Extrait du document
+ + +
« Et voilà, c’était encore arrivé. »
Ils s’appelaient Elliott, Jude ou Gabrielle, ou bien ils ne s’appelaient même pas encore. Ils ont eu mal ou pas, ils ont eu peur ou pas, ils ont eu un tout petit bout de vie dehors, ou juste dedans. Ce sont des enfants et ils sont partis. Et dans le sillage de leur absence intolérable, il y a leurs parents, qui peuvent n’avoir qu’à peine eu le temps de l’être, il y a aussi des grands-parents, des frères et soeurs souvent, des amis sans doute… et tous ont le coeur déchiré.
C’est à cet instant-là que les Raccommodeuses, Poupée en tête, pleurent une larme précieuse qu’elles gardent avec précaution jusqu’à la fin de leur ouvrage long et subtil. Aiguille à la main, trois fils qui rattachent à la vie, le bon coeur de l’enfant offert, les Raccommodeuses recousent à tous petits points, et recommencent quand et autant qu’il le faut, les lambeaux des coeurs de ceux qui restent.
+ + +
Liste des enregistrements
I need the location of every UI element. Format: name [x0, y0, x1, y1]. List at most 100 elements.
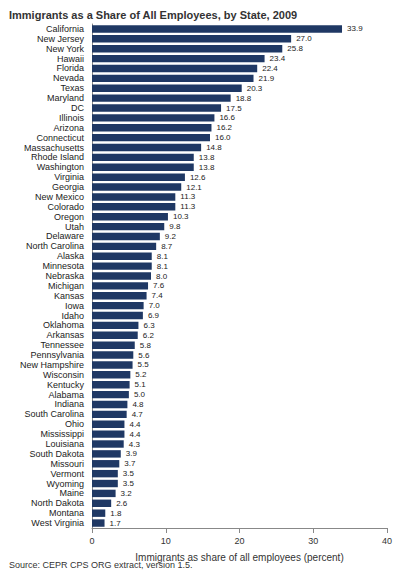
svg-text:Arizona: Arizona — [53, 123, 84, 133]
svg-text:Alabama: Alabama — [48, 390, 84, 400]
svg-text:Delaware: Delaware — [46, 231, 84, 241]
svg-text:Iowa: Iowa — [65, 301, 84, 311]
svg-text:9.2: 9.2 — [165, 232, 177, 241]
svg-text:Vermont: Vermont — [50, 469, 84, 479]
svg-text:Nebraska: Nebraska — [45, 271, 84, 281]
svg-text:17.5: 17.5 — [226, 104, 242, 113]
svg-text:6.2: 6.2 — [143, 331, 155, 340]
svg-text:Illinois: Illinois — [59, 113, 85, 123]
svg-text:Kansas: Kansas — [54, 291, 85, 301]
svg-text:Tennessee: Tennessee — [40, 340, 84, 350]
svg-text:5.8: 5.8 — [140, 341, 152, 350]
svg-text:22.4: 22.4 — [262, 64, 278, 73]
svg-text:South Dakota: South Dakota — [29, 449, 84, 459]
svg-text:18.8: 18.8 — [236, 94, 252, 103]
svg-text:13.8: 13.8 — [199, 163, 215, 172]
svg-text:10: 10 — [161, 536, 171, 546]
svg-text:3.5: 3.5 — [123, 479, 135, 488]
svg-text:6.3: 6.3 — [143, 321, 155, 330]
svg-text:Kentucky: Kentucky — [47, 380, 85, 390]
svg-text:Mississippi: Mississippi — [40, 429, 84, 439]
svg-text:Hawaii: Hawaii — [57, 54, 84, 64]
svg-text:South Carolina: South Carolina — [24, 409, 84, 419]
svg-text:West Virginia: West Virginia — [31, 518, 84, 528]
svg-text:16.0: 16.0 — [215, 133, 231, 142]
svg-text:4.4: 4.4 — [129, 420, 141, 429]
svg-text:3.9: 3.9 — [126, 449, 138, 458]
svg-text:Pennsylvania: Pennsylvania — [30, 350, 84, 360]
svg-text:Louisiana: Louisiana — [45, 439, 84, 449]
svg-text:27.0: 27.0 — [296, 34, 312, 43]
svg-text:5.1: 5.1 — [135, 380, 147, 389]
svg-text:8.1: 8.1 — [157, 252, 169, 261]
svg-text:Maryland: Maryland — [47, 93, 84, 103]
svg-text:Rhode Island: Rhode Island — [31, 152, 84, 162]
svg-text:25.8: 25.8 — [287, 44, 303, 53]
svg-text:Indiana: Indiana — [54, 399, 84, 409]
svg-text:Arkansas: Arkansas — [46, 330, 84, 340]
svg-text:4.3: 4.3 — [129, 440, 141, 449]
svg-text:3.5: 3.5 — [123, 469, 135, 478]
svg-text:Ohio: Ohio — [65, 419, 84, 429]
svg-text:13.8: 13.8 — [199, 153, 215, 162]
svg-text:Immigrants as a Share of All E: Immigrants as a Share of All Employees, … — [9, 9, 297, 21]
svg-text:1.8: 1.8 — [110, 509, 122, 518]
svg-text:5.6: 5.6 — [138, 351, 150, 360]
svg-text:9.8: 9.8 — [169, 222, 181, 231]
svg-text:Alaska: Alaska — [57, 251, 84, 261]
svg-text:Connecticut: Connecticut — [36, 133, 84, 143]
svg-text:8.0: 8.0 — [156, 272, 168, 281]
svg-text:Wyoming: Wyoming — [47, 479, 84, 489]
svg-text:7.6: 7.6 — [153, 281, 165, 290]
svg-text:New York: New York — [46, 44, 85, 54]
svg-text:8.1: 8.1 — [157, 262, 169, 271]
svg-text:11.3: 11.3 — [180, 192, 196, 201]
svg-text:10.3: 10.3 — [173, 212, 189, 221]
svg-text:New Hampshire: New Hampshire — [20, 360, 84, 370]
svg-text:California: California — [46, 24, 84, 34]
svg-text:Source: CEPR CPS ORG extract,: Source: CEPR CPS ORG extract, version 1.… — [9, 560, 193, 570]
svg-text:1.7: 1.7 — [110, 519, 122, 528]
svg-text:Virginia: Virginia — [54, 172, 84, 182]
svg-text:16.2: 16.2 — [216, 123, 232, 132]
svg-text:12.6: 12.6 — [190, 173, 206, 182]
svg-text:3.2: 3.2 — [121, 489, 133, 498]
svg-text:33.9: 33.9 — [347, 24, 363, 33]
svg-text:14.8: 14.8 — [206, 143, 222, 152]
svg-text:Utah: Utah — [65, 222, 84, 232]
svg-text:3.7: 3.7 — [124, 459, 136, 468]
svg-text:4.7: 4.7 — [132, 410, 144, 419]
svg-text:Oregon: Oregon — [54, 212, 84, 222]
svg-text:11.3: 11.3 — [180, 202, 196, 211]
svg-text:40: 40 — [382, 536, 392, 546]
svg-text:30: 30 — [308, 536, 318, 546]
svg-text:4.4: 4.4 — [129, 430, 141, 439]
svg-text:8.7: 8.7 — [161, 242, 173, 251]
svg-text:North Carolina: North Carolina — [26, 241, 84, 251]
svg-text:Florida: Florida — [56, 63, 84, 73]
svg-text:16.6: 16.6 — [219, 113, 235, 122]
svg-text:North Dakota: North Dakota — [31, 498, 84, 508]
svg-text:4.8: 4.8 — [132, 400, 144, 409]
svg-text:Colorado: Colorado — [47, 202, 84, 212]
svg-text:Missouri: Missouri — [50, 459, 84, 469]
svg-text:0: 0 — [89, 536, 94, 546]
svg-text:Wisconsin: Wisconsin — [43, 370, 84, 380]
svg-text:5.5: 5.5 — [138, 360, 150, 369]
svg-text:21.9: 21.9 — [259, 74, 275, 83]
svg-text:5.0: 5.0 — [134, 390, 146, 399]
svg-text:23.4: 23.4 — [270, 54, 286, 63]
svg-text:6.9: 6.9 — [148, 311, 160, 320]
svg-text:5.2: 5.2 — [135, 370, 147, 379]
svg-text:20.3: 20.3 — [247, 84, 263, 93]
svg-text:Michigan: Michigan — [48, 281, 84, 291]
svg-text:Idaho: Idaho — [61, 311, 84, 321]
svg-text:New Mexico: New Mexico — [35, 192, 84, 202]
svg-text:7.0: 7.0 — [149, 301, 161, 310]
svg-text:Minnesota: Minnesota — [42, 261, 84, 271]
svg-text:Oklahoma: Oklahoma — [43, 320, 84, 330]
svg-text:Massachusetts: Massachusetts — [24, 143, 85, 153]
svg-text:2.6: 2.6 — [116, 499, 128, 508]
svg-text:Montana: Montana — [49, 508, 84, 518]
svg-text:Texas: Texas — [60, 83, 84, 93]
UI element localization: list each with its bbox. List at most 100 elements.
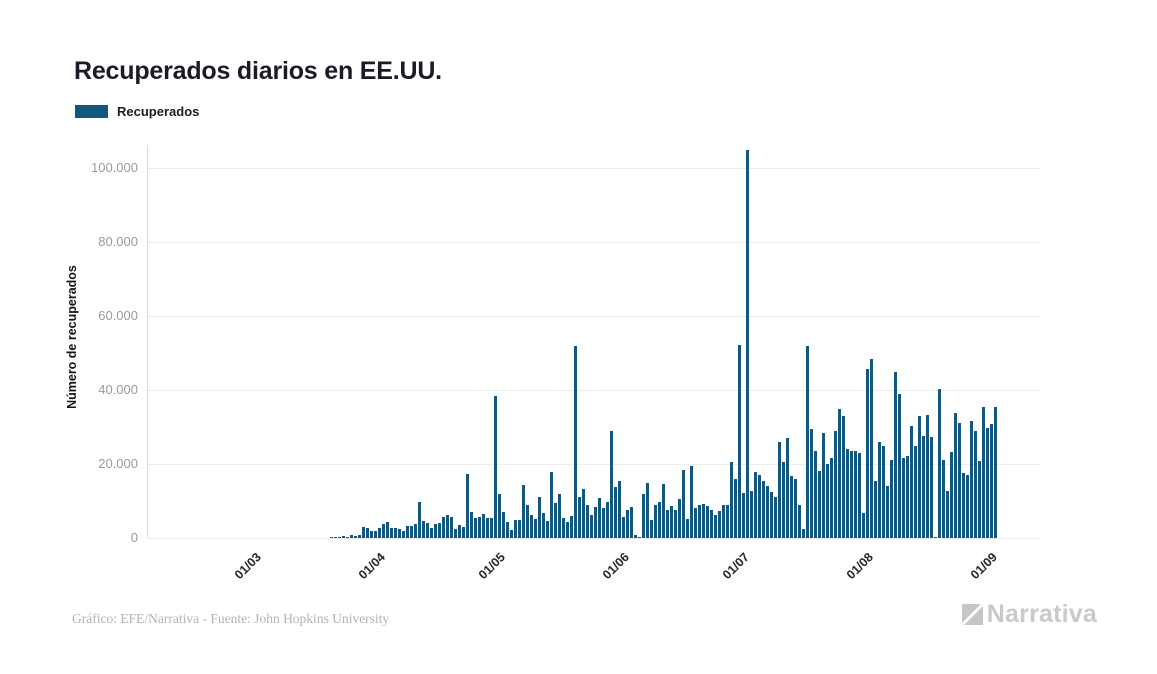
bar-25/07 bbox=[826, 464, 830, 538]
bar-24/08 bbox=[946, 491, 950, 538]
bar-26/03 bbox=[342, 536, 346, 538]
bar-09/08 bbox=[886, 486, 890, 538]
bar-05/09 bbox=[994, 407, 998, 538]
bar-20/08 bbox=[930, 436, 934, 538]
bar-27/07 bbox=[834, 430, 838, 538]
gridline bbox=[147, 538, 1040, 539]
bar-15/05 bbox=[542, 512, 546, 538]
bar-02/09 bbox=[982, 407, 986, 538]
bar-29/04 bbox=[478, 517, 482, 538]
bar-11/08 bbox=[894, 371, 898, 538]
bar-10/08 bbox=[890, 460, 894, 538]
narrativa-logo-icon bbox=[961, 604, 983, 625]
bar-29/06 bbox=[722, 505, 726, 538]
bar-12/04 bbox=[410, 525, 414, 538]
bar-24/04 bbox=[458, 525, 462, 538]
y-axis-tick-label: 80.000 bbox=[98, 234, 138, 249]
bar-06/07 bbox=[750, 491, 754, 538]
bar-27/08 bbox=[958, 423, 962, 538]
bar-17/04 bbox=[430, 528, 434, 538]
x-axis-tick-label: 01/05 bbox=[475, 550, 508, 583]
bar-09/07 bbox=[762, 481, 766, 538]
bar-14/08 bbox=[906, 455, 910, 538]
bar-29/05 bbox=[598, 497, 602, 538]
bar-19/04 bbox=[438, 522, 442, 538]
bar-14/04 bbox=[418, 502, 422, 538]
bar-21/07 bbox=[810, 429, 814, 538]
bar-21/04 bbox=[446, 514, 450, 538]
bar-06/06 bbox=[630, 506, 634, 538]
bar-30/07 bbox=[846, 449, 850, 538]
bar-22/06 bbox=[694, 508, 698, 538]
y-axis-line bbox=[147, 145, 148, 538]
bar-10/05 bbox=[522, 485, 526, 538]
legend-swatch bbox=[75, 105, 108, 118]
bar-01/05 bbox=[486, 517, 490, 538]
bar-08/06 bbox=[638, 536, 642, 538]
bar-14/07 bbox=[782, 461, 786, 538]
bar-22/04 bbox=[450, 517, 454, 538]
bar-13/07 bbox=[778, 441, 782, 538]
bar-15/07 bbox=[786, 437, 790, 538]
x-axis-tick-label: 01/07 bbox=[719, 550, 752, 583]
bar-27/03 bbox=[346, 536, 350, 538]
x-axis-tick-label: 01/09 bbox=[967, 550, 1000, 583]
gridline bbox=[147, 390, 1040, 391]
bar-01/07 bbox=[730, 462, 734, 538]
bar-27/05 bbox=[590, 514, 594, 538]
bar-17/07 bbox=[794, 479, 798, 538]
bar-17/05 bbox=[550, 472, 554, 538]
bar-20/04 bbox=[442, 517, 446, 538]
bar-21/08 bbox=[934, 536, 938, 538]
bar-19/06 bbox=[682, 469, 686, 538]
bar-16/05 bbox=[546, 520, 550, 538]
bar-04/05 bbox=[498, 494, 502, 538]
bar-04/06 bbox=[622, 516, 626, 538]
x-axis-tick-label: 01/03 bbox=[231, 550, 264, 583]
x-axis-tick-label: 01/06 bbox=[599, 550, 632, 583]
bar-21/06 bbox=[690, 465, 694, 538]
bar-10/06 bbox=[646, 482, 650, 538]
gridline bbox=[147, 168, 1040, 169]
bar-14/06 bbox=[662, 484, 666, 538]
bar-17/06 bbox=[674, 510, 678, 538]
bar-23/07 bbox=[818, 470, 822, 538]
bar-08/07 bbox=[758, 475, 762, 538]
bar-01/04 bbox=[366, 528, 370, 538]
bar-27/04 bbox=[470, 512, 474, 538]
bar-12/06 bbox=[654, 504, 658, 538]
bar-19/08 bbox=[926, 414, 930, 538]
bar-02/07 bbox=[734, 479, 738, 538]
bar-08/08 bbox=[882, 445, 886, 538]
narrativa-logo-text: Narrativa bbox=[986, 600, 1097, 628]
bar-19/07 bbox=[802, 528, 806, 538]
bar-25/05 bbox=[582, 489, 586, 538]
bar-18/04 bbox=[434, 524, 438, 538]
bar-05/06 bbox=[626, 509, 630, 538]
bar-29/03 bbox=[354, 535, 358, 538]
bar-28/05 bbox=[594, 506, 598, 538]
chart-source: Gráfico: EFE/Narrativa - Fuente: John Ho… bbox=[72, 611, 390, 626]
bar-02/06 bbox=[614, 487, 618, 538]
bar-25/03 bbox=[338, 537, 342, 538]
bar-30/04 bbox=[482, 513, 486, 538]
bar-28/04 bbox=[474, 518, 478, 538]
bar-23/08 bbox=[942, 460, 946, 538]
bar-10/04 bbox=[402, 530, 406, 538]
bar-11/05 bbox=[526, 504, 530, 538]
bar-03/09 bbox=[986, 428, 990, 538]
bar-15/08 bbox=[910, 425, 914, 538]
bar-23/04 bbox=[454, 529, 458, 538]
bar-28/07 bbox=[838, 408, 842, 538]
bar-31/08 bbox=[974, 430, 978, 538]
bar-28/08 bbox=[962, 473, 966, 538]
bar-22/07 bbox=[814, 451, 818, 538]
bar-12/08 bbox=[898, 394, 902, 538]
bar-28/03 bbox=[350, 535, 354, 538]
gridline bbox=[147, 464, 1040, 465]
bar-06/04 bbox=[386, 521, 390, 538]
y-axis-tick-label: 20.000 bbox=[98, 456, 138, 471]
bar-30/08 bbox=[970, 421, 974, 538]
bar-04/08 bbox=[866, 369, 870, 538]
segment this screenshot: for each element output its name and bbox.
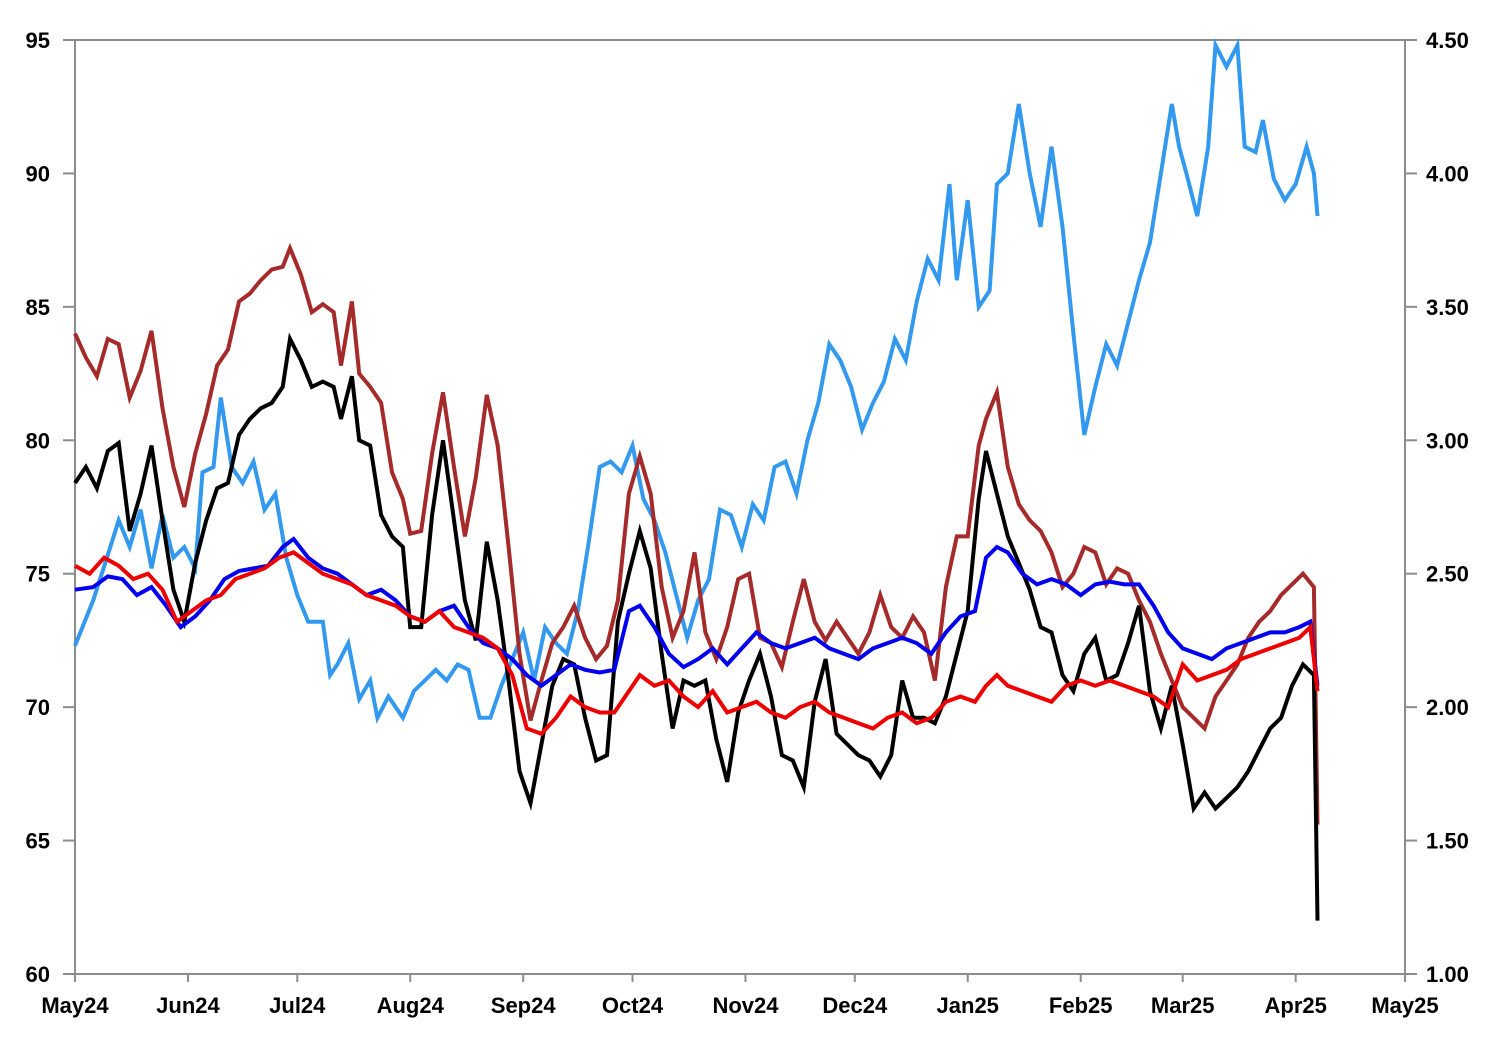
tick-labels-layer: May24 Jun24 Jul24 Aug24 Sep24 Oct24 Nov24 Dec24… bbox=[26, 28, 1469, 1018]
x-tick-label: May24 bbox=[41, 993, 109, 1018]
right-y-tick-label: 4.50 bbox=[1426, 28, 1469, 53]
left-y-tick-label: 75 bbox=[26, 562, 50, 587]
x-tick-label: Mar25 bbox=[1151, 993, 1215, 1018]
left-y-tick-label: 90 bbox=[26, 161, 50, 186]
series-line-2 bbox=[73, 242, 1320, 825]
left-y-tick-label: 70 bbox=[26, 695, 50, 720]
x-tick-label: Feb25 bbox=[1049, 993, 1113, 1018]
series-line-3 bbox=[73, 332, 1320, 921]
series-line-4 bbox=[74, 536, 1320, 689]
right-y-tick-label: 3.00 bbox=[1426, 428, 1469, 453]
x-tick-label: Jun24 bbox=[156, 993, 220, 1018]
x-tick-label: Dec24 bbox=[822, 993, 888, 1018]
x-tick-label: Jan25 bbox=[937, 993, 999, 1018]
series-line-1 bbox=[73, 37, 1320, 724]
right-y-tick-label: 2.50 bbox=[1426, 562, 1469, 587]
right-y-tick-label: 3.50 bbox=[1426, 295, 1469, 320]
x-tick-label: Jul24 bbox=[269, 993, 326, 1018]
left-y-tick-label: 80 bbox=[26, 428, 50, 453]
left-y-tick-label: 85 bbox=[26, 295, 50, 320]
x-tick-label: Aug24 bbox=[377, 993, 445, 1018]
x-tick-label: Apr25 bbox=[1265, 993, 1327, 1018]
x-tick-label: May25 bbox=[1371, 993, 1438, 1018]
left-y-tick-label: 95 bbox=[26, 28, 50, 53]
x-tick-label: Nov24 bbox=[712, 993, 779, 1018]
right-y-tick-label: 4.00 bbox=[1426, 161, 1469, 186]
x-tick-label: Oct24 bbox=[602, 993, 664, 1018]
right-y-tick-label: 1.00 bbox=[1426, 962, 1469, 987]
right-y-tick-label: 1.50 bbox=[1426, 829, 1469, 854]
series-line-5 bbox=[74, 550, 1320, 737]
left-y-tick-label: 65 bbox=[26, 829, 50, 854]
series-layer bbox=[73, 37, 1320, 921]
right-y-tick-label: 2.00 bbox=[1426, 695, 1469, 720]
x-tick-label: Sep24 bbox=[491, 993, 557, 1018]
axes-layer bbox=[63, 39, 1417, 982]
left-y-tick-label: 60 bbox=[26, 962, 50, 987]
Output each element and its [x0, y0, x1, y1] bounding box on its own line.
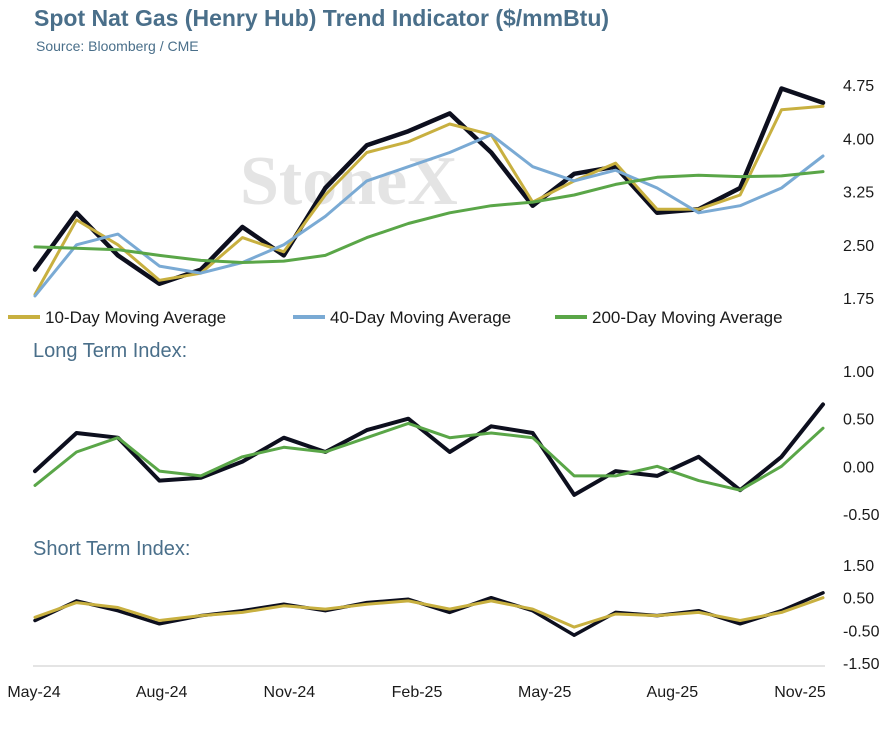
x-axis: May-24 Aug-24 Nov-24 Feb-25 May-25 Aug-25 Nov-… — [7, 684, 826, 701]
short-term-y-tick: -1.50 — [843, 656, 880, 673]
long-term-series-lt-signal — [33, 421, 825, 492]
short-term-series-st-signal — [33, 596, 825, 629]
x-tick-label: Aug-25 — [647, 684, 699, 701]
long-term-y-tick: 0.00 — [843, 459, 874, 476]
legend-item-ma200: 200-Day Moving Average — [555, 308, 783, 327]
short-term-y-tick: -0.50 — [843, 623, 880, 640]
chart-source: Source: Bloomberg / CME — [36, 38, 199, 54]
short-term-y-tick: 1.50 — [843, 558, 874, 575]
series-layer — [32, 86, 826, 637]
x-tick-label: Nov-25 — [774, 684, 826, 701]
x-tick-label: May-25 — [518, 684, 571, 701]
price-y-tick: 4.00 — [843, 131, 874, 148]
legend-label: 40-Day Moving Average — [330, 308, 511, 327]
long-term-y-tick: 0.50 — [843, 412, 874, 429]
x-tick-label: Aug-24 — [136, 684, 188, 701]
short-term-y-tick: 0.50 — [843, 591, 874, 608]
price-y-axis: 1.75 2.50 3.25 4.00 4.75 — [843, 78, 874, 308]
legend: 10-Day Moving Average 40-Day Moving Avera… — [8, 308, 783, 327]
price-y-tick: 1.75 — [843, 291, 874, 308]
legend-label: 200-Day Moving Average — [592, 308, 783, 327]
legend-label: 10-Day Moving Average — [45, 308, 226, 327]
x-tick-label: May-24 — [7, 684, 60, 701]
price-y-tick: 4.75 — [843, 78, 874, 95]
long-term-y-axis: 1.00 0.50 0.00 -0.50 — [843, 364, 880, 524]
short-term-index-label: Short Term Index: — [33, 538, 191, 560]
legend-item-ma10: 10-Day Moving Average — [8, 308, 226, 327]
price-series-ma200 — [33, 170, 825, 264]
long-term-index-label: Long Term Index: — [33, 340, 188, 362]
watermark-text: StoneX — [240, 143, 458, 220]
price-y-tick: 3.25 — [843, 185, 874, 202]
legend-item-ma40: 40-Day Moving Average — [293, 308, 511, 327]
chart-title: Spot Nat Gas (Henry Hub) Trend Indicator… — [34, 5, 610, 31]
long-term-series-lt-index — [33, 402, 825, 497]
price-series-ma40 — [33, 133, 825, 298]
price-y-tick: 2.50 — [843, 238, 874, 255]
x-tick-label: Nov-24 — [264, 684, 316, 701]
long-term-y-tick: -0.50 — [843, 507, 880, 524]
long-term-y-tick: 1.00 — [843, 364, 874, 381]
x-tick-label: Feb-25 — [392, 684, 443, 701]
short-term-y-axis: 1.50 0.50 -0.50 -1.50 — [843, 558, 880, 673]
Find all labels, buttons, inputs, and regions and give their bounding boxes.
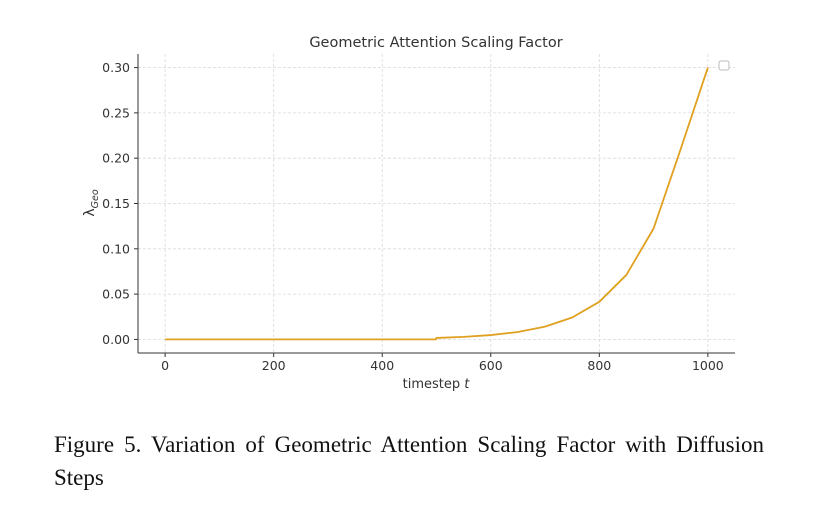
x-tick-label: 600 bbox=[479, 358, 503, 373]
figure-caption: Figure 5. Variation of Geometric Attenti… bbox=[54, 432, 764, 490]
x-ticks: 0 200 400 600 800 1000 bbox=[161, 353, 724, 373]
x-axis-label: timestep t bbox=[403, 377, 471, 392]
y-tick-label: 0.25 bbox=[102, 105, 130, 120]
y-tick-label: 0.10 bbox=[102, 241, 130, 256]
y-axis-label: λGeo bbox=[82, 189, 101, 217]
+ + +
À faire
**a.** Modifiez un passage du texte sur les Raccommodeuses : commencez aux mots « Ils s’appelaient Elliott, Jude », arrêtez-vous après « ceux qui restent. », et remplacez « Raccommodeuses » par « Brodeuses ».
**b.** Relevez tous les prénoms d'enfants cités dans le texte sur les Raccommodeuses.
**c.** Dans le texte sur les Raccommodeuses, laquelle d'entre elles est en tête ?
Les enregistrements n'ont aucun lien avec le texte.

Résultats par tâche
**a.**
Ils s’appelaient Elliott, Jude ou Gabrielle, ou bien ils ne s’appelaient même pas encore. Ils ont eu mal ou pas, ils ont eu peur ou pas, ils ont eu un tout petit bout de vie dehors, ou juste dedans. Ce sont des enfants et ils sont partis. Et dans le sillage de leur absence intolérable, il y a leurs parents, qui peuvent n’avoir qu’à peine eu le temps de l’être, il y a aussi des grands-parents, des frères et soeurs souvent, des amis sans doute… et tous ont le coeur déchiré.
C’est à cet instant-là que les Brodeuses, Poupée en tête, pleurent une larme précieuse qu’elles gardent avec précaution jusqu’à la fin de leur ouvrage long et subtil. Aiguille à la main, trois fils qui rattachent à la vie, le bon coeur de l’enfant offert, les Brodeuses recousent à tous petits points, et recommencent quand et autant qu’il le faut, les lambeaux des coeurs de ceux qui restent.

**b.** Elliott, Jude, Gabrielle

**c.** Poupée.